● Requirement: Duplicate everything from the line containing "Text: Sector: Consumer" down to the line containing "Text: Unhealthy: Unhealthy [10,258,62,267]", including both of those lines.
## Start Records for this exercise
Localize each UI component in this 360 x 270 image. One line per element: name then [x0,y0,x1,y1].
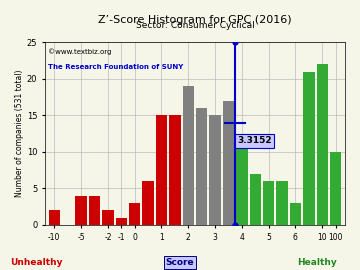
Text: Sector: Consumer Cyclical: Sector: Consumer Cyclical [136,21,254,30]
Bar [330,152,341,225]
Bar [89,196,100,225]
Bar [129,203,140,225]
Bar [142,181,154,225]
Bar [169,115,181,225]
Bar [223,101,234,225]
Bar [316,64,328,225]
Bar [276,181,288,225]
Text: 3.3152: 3.3152 [237,136,272,146]
Bar [116,218,127,225]
Text: The Research Foundation of SUNY: The Research Foundation of SUNY [48,64,183,70]
Bar [290,203,301,225]
Bar [303,72,315,225]
Text: Healthy: Healthy [297,258,337,267]
Bar [49,210,60,225]
Y-axis label: Number of companies (531 total): Number of companies (531 total) [15,70,24,197]
Bar [263,181,274,225]
Text: ©www.textbiz.org: ©www.textbiz.org [48,48,111,55]
Bar [196,108,207,225]
Bar [75,196,87,225]
Text: Score: Score [166,258,194,267]
Bar [236,137,248,225]
Bar [183,86,194,225]
Bar [210,115,221,225]
Bar [156,115,167,225]
Bar [102,210,113,225]
Title: Z’-Score Histogram for GPC (2016): Z’-Score Histogram for GPC (2016) [98,15,292,25]
Text: Unhealthy: Unhealthy [10,258,62,267]
Bar [249,174,261,225]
## End Records for this exercise
● Task output:
Text: Sector: Consumer Cyclical: Sector: Consumer Cyclical [136,21,254,30]
Bar [330,152,341,225]
Bar [89,196,100,225]
Bar [129,203,140,225]
Bar [142,181,154,225]
Bar [169,115,181,225]
Bar [223,101,234,225]
Bar [316,64,328,225]
Bar [276,181,288,225]
Text: 3.3152: 3.3152 [237,136,272,146]
Bar [116,218,127,225]
Text: The Research Foundation of SUNY: The Research Foundation of SUNY [48,64,183,70]
Bar [290,203,301,225]
Bar [303,72,315,225]
Text: Healthy: Healthy [297,258,337,267]
Bar [49,210,60,225]
Y-axis label: Number of companies (531 total): Number of companies (531 total) [15,70,24,197]
Bar [263,181,274,225]
Text: ©www.textbiz.org: ©www.textbiz.org [48,48,111,55]
Bar [196,108,207,225]
Bar [75,196,87,225]
Text: Score: Score [166,258,194,267]
Bar [236,137,248,225]
Bar [183,86,194,225]
Bar [210,115,221,225]
Bar [156,115,167,225]
Bar [102,210,113,225]
Title: Z’-Score Histogram for GPC (2016): Z’-Score Histogram for GPC (2016) [98,15,292,25]
Text: Unhealthy: Unhealthy [10,258,62,267]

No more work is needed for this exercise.